** begin STORED DATA **

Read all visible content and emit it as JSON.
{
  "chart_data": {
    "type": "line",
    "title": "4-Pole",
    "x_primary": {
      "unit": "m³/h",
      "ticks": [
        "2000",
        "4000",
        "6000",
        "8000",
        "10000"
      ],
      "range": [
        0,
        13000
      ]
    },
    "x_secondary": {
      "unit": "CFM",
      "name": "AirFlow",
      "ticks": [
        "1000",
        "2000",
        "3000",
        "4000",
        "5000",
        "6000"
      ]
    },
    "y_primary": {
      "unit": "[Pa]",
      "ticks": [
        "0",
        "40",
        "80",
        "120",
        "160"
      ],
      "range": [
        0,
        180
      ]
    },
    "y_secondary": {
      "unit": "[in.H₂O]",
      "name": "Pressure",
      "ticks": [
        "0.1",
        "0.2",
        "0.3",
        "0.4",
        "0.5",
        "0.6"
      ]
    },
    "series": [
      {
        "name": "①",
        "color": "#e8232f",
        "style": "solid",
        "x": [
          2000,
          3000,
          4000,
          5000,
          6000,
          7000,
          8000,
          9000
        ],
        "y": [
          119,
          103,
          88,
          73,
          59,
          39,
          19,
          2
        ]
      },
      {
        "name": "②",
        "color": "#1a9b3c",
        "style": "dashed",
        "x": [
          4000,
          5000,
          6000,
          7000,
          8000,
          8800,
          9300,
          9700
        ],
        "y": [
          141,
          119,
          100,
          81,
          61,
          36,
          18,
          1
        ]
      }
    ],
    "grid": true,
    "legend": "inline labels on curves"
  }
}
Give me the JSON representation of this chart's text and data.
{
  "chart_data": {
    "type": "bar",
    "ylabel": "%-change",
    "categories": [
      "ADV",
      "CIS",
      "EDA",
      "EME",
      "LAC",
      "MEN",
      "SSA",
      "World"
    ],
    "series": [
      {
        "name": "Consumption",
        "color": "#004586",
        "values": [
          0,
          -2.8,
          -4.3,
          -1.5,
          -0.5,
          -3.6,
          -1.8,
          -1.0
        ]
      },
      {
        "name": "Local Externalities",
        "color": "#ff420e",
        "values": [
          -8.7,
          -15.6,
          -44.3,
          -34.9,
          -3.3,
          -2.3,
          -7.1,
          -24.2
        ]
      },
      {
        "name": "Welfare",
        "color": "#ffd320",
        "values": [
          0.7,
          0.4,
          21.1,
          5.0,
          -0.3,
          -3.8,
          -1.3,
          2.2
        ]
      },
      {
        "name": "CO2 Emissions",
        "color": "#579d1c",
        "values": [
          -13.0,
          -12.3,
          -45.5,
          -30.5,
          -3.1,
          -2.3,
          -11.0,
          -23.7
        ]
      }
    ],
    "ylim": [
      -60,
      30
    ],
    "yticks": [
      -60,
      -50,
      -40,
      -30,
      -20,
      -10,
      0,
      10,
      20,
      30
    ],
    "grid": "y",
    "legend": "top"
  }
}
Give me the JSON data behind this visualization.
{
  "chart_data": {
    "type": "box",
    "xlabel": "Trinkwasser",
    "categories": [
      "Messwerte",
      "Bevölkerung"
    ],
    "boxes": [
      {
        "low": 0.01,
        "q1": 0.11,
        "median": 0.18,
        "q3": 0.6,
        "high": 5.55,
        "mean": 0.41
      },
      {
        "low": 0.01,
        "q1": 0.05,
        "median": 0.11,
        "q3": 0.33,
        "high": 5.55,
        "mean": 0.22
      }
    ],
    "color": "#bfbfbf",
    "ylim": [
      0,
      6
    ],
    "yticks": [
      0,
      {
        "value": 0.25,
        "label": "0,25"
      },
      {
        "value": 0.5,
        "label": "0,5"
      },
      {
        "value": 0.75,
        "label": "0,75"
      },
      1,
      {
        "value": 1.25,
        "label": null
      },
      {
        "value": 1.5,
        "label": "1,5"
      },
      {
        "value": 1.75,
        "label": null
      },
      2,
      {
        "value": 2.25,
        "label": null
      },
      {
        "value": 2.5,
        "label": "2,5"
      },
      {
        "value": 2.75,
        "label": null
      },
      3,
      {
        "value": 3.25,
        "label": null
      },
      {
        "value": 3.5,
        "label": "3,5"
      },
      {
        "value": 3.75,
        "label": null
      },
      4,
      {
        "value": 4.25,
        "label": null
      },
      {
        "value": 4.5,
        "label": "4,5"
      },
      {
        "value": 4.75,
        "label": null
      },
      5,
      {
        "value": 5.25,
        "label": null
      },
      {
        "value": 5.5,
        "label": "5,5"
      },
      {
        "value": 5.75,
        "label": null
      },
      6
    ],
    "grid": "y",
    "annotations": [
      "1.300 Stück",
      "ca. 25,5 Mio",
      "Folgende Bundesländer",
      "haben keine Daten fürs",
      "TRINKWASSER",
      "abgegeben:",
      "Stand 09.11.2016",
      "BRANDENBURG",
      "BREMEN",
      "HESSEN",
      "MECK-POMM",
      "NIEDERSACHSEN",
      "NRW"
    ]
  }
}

** end STORED DATA **

Pick out and copy the lines of the entries that hold the string "name".

[THE RESPONSE]:
      "name": "AirFlow",
      "name": "Pressure",
        "name": "①",
        "name": "②",
        "name": "Consumption",
        "name": "Local Externalities",
        "name": "Welfare",
        "name": "CO2 Emissions",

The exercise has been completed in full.